EXERCISE REQUIREMENTS: Collect all lines from the records below that include the word "house".

* begin INPUT RECORDS *

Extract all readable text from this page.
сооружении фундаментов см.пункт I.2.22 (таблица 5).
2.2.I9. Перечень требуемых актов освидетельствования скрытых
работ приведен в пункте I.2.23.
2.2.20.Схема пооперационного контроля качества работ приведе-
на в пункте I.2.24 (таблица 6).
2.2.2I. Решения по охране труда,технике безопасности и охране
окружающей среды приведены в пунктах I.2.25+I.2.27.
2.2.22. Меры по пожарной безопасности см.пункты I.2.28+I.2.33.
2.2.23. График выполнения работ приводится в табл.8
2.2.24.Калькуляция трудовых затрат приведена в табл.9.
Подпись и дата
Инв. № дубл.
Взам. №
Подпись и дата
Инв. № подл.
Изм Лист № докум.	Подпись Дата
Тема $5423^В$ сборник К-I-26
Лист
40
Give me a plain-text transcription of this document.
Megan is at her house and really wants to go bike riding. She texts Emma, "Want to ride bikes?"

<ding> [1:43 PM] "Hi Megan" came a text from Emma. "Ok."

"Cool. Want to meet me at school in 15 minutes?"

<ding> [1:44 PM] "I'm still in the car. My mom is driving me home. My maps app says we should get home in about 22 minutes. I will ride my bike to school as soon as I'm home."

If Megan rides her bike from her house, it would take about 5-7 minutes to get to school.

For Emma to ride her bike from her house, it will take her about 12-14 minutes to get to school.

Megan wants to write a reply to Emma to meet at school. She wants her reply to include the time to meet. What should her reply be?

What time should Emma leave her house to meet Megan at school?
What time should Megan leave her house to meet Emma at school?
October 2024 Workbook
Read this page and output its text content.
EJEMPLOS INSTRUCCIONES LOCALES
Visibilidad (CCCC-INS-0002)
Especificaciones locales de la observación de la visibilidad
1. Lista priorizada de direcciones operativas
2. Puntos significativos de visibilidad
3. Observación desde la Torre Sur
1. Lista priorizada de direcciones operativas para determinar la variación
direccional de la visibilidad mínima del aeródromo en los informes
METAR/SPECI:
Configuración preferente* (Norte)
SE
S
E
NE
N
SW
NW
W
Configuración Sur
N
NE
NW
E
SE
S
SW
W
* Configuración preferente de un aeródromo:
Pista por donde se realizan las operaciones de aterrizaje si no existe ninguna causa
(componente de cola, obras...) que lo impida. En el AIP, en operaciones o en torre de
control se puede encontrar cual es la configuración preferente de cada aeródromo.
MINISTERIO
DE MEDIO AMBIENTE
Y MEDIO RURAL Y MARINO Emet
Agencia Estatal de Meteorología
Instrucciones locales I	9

* end INPUT RECORDS *

THE COMPLETED TASK:
Megan is at her house and really wants to go bike riding. She texts Emma, "Want to ride bikes?"
If Megan rides her bike from her house, it would take about 5-7 minutes to get to school.
For Emma to ride her bike from her house, it will take her about 12-14 minutes to get to school.
What time should Emma leave her house to meet Megan at school?
What time should Megan leave her house to meet Emma at school?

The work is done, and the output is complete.